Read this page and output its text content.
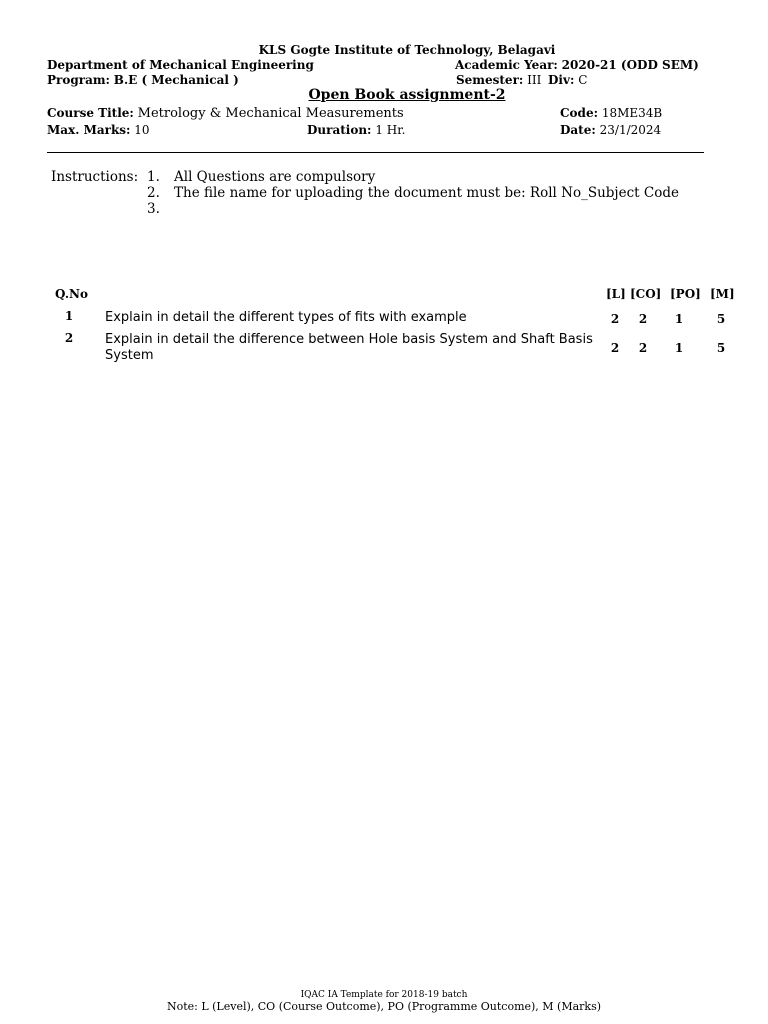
KLS Gogte Institute of Technology, Belagavi
Department of Mechanical Engineering	Academic Year: 2020-21 (ODD SEM)
Program: B.E ( Mechanical )	Semester: III Div: C
Open Book assignment-2
Course Title: Metrology & Mechanical Measurements	Code: 18ME34B
Max. Marks: 10	Duration: 1 Hr.	Date: 23/1/2024
Instructions: 1. All Questions are compulsory
2. The file name for uploading the document must be: Roll No_Subject Code
3.
Q.No	[L] [CO] [PO] [M]
1	Explain in detail the different types of fits with example	2	2	1	5
2	Explain in detail the difference between Hole basis System and Shaft Basis
System	2	2	1	5
IQAC IA Template for 2018-19 batch
Note: L (Level), CO (Course Outcome), PO (Programme Outcome), M (Marks)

════

**Work to do**
Take the listing above and restate it word for word, without its pictures.

**Solution to the problem**
Read this page and output its text content.
KLS Gogte Institute of Technology, Belagavi
Department of Mechanical Engineering	Academic Year: 2020-21 (ODD SEM)
Program: B.E ( Mechanical )	Semester: III Div: C
Open Book assignment-2
Course Title: Metrology & Mechanical Measurements	Code: 18ME34B
Max. Marks: 10	Duration: 1 Hr.	Date: 23/1/2024
Instructions: 1. All Questions are compulsory
2. The file name for uploading the document must be: Roll No_Subject Code
3.
Q.No	[L] [CO] [PO] [M]
1	Explain in detail the different types of fits with example	2	2	1	5
2	Explain in detail the difference between Hole basis System and Shaft Basis
System	2	2	1	5
IQAC IA Template for 2018-19 batch
Note: L (Level), CO (Course Outcome), PO (Programme Outcome), M (Marks)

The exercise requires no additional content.